PROMPT
Identify each line below that contains the word "lists", and copy it out.

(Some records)
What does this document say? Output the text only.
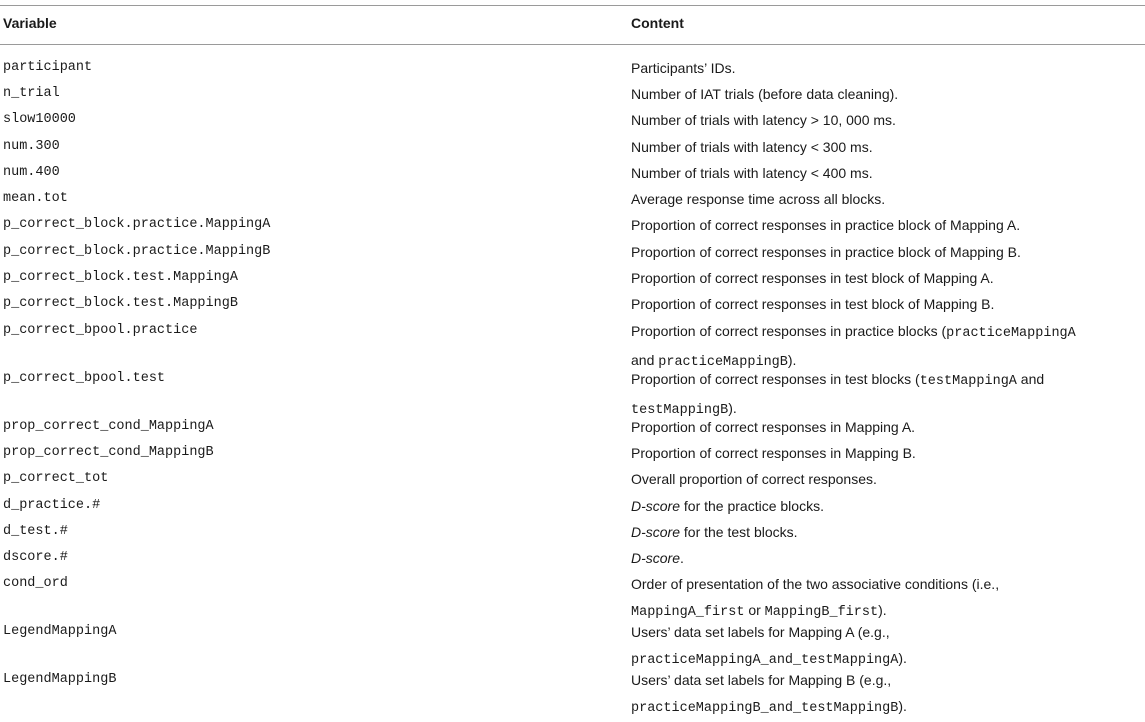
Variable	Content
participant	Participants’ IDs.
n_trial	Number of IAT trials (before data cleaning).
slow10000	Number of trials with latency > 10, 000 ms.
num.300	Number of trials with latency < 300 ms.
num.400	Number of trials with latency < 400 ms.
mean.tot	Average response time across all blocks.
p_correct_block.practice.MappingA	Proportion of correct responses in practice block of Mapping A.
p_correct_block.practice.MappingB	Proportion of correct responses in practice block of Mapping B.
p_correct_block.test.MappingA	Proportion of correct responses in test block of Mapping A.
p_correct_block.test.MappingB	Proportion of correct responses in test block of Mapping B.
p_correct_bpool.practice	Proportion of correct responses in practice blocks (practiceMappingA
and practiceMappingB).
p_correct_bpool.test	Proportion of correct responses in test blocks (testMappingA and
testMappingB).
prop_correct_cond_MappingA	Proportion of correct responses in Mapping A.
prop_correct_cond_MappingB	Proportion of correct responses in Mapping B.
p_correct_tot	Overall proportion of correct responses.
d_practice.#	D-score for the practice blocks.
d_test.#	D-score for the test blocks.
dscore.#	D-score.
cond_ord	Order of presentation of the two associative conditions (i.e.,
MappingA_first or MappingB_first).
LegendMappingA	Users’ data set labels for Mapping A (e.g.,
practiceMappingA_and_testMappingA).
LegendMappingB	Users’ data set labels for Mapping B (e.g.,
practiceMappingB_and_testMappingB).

...

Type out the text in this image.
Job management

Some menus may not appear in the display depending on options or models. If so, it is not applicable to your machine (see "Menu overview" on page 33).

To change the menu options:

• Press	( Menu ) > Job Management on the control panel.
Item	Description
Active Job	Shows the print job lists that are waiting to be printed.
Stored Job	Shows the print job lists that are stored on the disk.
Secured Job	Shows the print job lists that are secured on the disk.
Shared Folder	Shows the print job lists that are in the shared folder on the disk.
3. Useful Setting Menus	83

ANSWER TO THE EXERCISE
Active Job	Shows the print job lists that are waiting to be printed.
Stored Job	Shows the print job lists that are stored on the disk.
Secured Job	Shows the print job lists that are secured on the disk.
Shared Folder	Shows the print job lists that are in the shared folder on the disk.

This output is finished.